Tasks to perform:
• a. Translate this sentence from the statement on NAFTA into Spanish: "The tribunal ordered the Mexican government to pay $16.7 million to Metalclad."
• b. According to the statement on NAFTA, how much did Ottawa pay Ethyl when it settled out of court?
• c. Retype the part of the statement on NAFTA starting with "In 1998 the" and going on through "a health hazard.".

Source document:
Mr. Speaker, under the terms of the NAFTA agreement attempts by government to impose restrictions on corporations to protect the environment, to preserve natural resources, to defend public health, to ensure labour rights or protect culture can now be challenged as a trade barrier. When governments attempt to impose restrictions they can find themselves subject to expensive legal challenges from corporations.
Take the case of Guadalcazar, a town located in the Mexican state of San Luis Potosi. A NAFTA tribunal found that Mexico violated NAFTA's chapter 11 investor provisions by not allowing California based Metalclad to open a hazardous waste treatment and disposal site. The tribunal ordered the Mexican government to pay $16.7 million to Metalclad.
The decision was appealed by the government of Mexico but in upholding the NAFTA tribunal's decision the judge pointed out that the language in NAFTA was so broad that the government's action amounted to a violation of the company's rights. Even when the government acts in the public interest, as it did in Mexico, and follows legitimate procedures but interferes with corporate profit making, it can be forced under NAFTA to pay millions of dollars in damages to corporations. Therefore the government of Mexico had to pay Metalclad $16.7 million.
In 1998 the Government of Canada caved in to corporate pressure under NAFTA. Ethyl Corporation, the producer of a fuel additive, MMT, filed a $350 million NAFTA lawsuit against Canada. Our government banned this product by an act of parliament in 1996 because MMT was deemed a hazard to human health. However, anxious about losing in court, Ottawa settled out of court and paid Ethyl $19 million. It also issued a statement denying that MMT was a health hazard.

Available data:
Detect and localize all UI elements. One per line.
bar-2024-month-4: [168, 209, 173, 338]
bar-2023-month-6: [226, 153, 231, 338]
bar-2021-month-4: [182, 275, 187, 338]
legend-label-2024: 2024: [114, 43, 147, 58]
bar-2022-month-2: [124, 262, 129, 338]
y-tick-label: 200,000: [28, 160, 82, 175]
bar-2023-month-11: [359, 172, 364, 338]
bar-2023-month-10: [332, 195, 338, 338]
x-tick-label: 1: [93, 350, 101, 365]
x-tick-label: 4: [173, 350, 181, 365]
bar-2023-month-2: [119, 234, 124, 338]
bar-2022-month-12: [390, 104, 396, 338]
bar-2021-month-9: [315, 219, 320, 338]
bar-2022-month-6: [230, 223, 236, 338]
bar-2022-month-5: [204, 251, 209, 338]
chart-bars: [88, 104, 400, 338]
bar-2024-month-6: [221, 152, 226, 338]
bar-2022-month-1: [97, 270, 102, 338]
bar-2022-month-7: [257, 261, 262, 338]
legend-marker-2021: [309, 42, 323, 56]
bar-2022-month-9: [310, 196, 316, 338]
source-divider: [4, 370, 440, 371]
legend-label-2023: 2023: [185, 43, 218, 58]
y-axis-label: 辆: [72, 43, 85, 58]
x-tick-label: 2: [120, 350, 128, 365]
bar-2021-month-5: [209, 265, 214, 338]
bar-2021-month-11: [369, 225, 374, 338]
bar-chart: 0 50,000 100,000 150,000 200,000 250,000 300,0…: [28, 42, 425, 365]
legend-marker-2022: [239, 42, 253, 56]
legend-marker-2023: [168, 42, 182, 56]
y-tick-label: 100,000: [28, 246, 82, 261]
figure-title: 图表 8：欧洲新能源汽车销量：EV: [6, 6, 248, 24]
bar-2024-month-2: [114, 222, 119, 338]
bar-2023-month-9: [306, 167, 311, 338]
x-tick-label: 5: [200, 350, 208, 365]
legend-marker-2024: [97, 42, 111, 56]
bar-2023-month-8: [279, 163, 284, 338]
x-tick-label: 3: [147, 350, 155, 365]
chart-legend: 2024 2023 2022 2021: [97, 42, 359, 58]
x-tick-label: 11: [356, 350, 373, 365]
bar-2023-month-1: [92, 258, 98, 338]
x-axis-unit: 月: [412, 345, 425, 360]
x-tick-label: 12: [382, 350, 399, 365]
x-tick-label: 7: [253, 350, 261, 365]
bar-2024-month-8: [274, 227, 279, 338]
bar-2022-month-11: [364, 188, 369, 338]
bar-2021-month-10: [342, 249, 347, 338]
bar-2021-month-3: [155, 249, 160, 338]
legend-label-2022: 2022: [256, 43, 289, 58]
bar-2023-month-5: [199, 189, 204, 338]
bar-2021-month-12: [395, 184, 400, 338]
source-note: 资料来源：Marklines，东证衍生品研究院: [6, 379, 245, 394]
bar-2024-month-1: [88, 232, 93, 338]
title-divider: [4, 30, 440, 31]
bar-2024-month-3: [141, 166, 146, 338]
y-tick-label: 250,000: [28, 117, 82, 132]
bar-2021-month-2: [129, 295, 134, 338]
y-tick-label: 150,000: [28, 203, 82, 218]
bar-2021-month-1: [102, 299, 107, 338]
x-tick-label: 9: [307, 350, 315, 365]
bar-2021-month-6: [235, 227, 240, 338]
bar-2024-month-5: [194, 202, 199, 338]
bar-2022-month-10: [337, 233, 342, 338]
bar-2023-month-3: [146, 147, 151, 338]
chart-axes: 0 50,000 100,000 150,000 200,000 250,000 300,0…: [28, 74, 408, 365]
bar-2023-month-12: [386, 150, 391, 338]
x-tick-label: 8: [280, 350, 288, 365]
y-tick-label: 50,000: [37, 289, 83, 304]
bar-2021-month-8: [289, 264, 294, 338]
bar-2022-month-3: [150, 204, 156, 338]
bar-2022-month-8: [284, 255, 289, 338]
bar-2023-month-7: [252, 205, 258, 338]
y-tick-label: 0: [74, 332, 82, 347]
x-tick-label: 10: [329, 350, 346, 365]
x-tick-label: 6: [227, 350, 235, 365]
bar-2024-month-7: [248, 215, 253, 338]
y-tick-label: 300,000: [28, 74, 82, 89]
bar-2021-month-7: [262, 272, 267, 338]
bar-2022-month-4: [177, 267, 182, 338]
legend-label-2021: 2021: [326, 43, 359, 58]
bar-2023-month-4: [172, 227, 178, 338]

Per-task answers:
• a. El tribunal ordenó al gobierno mexicano pagar 16,7 millones de dólares a Metalclad.

• b. $19 million.

• c.
In 1998 the Government of Canada caved in to corporate pressure under NAFTA. Ethyl Corporation, the producer of a fuel additive, MMT, filed a $350 million NAFTA lawsuit against Canada. Our government banned this product by an act of parliament in 1996 because MMT was deemed a hazard to human health. However, anxious about losing in court, Ottawa settled out of court and paid Ethyl $19 million. It also issued a statement denying that MMT was a health hazard.